Write out every line of the material as it stands, apart from the pictures.

##############################

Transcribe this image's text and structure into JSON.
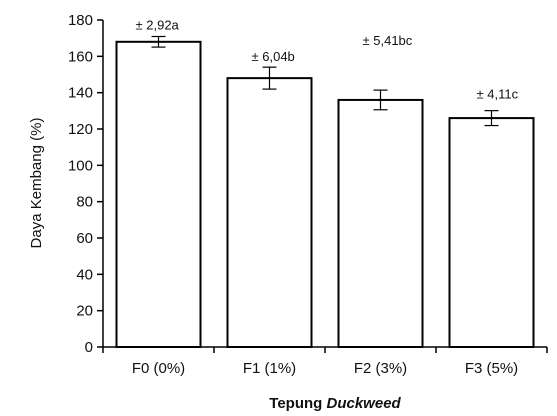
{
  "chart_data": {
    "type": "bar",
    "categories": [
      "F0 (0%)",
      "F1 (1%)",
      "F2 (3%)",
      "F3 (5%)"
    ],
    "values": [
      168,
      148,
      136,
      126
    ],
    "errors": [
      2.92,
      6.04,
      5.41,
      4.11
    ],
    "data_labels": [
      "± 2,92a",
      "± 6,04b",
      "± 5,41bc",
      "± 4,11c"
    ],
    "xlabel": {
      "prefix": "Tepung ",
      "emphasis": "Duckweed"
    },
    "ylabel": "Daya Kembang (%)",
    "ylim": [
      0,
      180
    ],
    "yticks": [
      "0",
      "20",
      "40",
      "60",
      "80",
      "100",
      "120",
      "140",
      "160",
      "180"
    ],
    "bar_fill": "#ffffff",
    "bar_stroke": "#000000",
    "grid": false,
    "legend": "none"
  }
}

##############################

• **RESPONSE**:
Transcribe this image's text and structure into JSON.
{
  "chart_data": {
    "type": "bar",
    "categories": [
      "F0 (0%)",
      "F1 (1%)",
      "F2 (3%)",
      "F3 (5%)"
    ],
    "values": [
      168,
      148,
      136,
      126
    ],
    "errors": [
      2.92,
      6.04,
      5.41,
      4.11
    ],
    "data_labels": [
      "± 2,92a",
      "± 6,04b",
      "± 5,41bc",
      "± 4,11c"
    ],
    "xlabel": {
      "prefix": "Tepung ",
      "emphasis": "Duckweed"
    },
    "ylabel": "Daya Kembang (%)",
    "ylim": [
      0,
      180
    ],
    "yticks": [
      "0",
      "20",
      "40",
      "60",
      "80",
      "100",
      "120",
      "140",
      "160",
      "180"
    ],
    "bar_fill": "#ffffff",
    "bar_stroke": "#000000",
    "grid": false,
    "legend": "none"
  }
}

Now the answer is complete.